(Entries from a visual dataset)
_ _ _

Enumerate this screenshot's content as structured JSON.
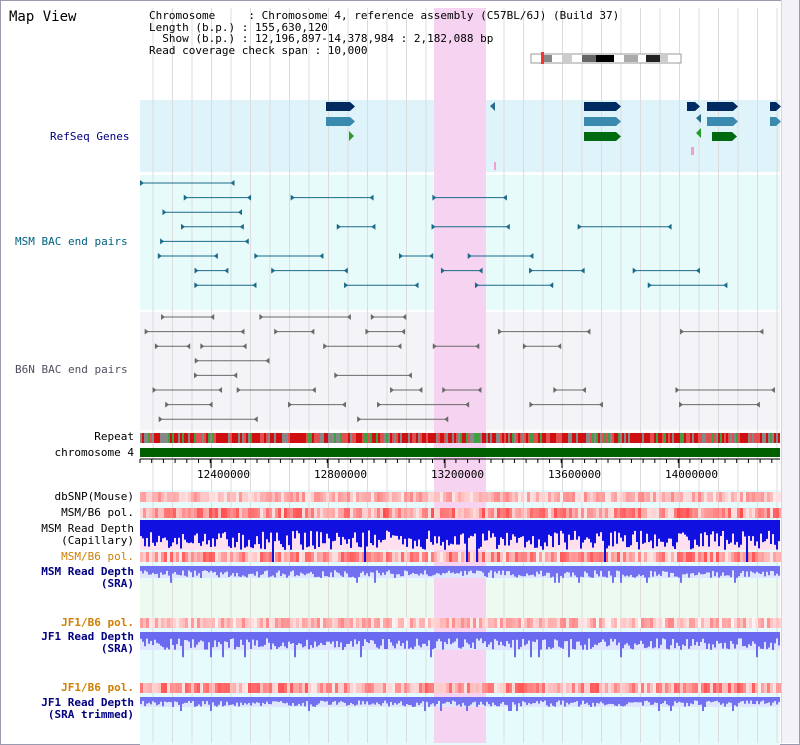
{
  "view_title": "Map View",
  "info": {
    "chromosome": "Chromosome     : Chromosome 4, reference assembly (C57BL/6J) (Build 37)",
    "length": "Length (b.p.) : 155,630,120",
    "show": "  Show (b.p.) : 12,196,897-14,378,984 : 2,182,088 bp",
    "coverage": "Read coverage check span : 10,000"
  },
  "tracks": {
    "refseq": "RefSeq Genes",
    "msm_bac": "MSM BAC end pairs",
    "b6n_bac": "B6N BAC end pairs",
    "repeat": "Repeat",
    "chromosome": "chromosome 4",
    "dbsnp": "dbSNP(Mouse)",
    "msm_b6_pol_1": "MSM/B6 pol.",
    "msm_depth_cap_1": "MSM Read Depth",
    "msm_depth_cap_2": "(Capillary)",
    "msm_b6_pol_2": "MSM/B6 pol.",
    "msm_depth_sra_1": "MSM Read Depth",
    "msm_depth_sra_2": "(SRA)",
    "jf1_b6_pol_1": "JF1/B6 pol.",
    "jf1_depth_sra_1": "JF1 Read Depth",
    "jf1_depth_sra_2": "(SRA)",
    "jf1_b6_pol_2": "JF1/B6 pol.",
    "jf1_depth_trim_1": "JF1 Read Depth",
    "jf1_depth_trim_2": "(SRA trimmed)"
  },
  "axis": {
    "ticks": [
      "12400000",
      "12800000",
      "13200000",
      "13600000",
      "14000000"
    ]
  },
  "colors": {
    "title_blue": "#000080",
    "teal_label": "#006080",
    "gray_label": "#505060",
    "orange_label": "#d08000",
    "refseq_bg": "#dff3fa",
    "bac_bg": "#e8fbfb",
    "highlight": "#f6d3f0",
    "chromosome_green": "#006000"
  }
}
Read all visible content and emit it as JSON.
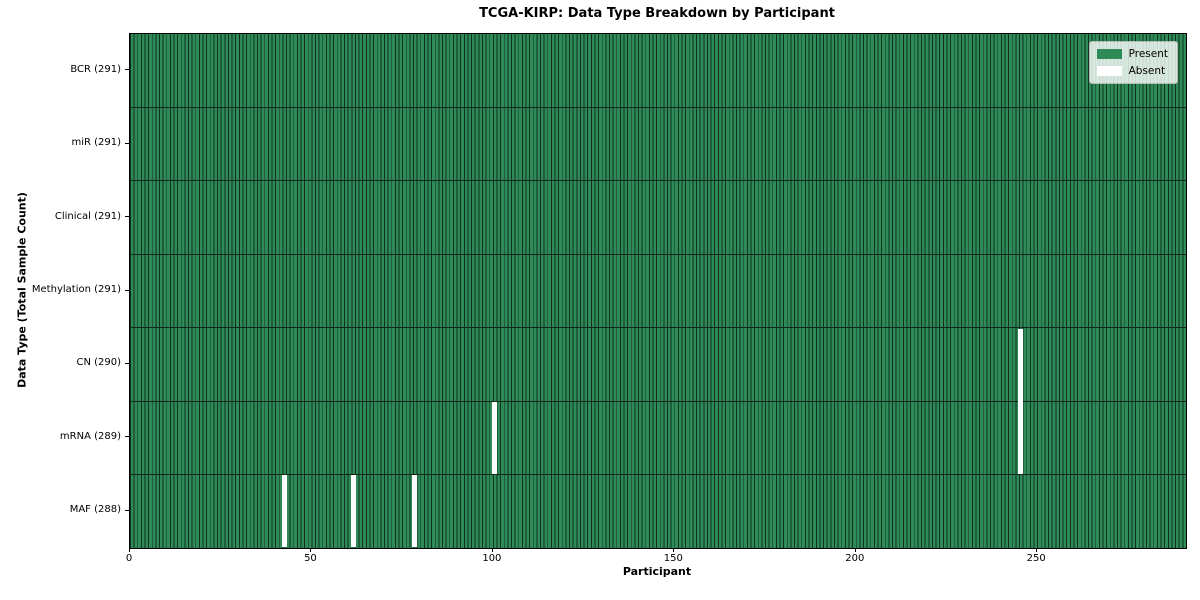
{
  "title": "TCGA-KIRP: Data Type Breakdown by Participant",
  "xlabel": "Participant",
  "ylabel": "Data Type (Total Sample Count)",
  "legend": {
    "items": [
      {
        "name": "present",
        "label": "Present",
        "color": "#2e8b57"
      },
      {
        "name": "absent",
        "label": "Absent",
        "color": "#ffffff"
      }
    ]
  },
  "chart_data": {
    "type": "heatmap",
    "title": "TCGA-KIRP: Data Type Breakdown by Participant",
    "xlabel": "Participant",
    "ylabel": "Data Type (Total Sample Count)",
    "n_participants": 291,
    "x_range": [
      0,
      291
    ],
    "x_ticks": [
      0,
      50,
      100,
      150,
      200,
      250
    ],
    "legend_position": "upper right",
    "grid": false,
    "rows": [
      {
        "label": "BCR (291)",
        "data_type": "BCR",
        "total": 291,
        "absent_participants": []
      },
      {
        "label": "miR (291)",
        "data_type": "miR",
        "total": 291,
        "absent_participants": []
      },
      {
        "label": "Clinical (291)",
        "data_type": "Clinical",
        "total": 291,
        "absent_participants": []
      },
      {
        "label": "Methylation (291)",
        "data_type": "Methylation",
        "total": 291,
        "absent_participants": []
      },
      {
        "label": "CN (290)",
        "data_type": "CN",
        "total": 290,
        "absent_participants": [
          245
        ]
      },
      {
        "label": "mRNA (289)",
        "data_type": "mRNA",
        "total": 289,
        "absent_participants": [
          100,
          245
        ]
      },
      {
        "label": "MAF (288)",
        "data_type": "MAF",
        "total": 288,
        "absent_participants": [
          42,
          61,
          78
        ]
      }
    ],
    "colors": {
      "present": "#2e8b57",
      "absent": "#ffffff",
      "cell_edge": "#10321f"
    },
    "legend": [
      "Present",
      "Absent"
    ]
  }
}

_ _ _

• What the exercise asks: Check each line of the records above, and copy those that hold the word "ylabel".

• Task output:
  "ylabel": "Data Type (Total Sample Count)",
    "ylabel": "Data Type (Total Sample Count)",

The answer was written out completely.